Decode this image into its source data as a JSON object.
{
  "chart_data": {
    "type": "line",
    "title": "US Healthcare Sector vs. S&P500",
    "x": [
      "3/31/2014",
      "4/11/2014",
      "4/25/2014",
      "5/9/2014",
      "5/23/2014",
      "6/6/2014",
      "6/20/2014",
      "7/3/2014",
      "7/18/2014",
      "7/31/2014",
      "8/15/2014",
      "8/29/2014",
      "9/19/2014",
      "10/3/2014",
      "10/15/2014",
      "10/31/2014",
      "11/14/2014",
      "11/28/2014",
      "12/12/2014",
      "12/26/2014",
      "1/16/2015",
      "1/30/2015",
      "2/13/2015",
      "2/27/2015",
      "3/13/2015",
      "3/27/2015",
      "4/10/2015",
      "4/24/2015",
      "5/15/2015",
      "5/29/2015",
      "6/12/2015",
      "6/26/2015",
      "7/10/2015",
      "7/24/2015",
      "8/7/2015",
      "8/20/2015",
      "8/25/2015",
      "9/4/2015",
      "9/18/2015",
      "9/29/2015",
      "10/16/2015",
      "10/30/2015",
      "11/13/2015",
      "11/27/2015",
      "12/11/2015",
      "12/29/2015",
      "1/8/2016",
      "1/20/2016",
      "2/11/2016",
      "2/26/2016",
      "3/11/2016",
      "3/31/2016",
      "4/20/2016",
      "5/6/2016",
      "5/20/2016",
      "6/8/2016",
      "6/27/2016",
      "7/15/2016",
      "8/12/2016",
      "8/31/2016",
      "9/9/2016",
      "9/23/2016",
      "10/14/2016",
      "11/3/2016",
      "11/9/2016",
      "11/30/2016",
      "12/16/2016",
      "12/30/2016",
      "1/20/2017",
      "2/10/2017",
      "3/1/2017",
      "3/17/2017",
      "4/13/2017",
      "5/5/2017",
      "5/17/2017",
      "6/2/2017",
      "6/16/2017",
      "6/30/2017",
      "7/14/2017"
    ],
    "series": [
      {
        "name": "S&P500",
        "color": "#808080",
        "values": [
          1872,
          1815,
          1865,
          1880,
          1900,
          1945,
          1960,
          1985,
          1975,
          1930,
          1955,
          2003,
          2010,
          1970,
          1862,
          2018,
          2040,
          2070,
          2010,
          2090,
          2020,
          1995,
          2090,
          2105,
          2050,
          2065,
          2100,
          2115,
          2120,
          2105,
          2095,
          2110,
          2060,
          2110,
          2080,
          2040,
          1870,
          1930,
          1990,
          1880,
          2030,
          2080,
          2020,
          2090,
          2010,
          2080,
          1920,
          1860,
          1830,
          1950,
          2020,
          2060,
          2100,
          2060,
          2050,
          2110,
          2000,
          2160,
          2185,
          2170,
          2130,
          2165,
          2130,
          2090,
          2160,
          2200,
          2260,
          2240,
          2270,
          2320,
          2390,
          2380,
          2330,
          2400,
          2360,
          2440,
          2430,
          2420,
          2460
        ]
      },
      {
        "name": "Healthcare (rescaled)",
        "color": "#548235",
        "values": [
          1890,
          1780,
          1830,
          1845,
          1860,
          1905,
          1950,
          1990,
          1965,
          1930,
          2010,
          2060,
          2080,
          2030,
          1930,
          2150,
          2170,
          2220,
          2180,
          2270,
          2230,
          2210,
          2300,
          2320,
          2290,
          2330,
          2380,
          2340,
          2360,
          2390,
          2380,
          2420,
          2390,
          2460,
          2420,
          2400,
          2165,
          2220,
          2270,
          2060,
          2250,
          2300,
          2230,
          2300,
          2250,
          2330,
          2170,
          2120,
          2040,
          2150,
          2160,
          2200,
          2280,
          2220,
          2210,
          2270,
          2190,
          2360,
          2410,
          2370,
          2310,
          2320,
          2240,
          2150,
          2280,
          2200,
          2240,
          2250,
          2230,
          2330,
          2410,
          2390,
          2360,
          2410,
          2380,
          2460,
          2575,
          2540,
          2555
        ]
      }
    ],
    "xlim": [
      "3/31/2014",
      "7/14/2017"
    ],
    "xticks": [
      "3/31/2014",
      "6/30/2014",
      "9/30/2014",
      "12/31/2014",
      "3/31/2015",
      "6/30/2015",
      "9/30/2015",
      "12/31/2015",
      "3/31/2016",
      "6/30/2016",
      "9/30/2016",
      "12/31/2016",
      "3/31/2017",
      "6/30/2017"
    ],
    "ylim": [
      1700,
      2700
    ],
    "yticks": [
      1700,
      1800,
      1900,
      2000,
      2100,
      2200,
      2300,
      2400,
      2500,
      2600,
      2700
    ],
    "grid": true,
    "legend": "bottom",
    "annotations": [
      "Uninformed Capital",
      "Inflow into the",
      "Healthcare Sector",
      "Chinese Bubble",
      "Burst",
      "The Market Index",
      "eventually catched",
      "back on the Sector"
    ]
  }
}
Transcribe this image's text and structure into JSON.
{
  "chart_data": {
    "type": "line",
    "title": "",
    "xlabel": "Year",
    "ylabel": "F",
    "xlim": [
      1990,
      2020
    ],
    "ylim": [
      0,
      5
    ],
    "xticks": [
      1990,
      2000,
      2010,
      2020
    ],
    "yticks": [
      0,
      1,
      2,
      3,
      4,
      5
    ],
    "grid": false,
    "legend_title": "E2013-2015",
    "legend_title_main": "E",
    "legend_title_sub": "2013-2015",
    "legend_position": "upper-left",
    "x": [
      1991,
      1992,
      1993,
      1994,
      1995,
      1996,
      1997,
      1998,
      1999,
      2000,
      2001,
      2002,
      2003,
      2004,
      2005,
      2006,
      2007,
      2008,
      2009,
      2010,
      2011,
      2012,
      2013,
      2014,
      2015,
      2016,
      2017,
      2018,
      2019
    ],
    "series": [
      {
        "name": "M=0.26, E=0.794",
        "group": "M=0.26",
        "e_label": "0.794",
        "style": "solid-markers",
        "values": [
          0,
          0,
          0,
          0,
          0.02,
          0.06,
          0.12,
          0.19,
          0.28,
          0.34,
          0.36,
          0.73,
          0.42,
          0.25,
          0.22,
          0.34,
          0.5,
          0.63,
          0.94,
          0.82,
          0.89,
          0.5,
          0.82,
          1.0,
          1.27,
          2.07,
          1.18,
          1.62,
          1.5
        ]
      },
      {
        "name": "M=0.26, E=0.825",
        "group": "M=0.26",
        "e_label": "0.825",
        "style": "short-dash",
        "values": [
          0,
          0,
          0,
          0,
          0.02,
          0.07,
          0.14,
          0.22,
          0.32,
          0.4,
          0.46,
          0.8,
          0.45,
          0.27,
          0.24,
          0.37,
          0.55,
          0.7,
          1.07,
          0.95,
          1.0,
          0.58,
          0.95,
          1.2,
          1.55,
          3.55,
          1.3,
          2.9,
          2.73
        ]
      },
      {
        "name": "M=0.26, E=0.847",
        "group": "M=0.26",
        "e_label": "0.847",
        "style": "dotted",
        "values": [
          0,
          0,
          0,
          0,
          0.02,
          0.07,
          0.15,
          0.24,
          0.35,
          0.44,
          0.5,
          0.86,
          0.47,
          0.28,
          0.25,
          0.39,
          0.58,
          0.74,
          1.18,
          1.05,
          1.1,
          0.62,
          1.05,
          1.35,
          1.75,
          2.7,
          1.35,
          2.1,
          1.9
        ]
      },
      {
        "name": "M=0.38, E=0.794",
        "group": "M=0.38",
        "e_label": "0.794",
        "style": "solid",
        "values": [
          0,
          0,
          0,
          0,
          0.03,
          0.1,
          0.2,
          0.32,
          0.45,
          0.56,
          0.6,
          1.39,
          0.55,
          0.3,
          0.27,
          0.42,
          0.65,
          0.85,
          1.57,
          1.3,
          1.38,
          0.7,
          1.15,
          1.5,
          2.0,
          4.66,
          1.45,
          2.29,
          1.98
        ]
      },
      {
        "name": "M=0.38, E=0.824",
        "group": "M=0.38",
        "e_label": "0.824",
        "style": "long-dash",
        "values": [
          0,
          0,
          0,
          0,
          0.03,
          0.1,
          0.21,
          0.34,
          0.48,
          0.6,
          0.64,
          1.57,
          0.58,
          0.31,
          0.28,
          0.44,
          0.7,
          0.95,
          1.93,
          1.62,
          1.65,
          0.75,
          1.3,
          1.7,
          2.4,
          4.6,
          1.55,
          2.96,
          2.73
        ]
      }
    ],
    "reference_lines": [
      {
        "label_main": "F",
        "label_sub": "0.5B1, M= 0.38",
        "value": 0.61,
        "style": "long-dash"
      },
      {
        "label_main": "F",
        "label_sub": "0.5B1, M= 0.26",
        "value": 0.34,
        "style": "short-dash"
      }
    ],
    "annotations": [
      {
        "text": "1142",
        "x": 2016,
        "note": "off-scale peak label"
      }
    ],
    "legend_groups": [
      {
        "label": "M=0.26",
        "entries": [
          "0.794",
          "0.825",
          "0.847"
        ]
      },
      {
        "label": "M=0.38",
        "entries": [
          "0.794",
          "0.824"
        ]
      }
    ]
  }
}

= = = = = = =

_PROBLEM DESCRIPTION:_
Find the string "JSON" in the entries above and return each line that holds it.

_SOLVED PROBLEM:_
Decode this image into its source data as a JSON object.
Transcribe this image's text and structure into JSON.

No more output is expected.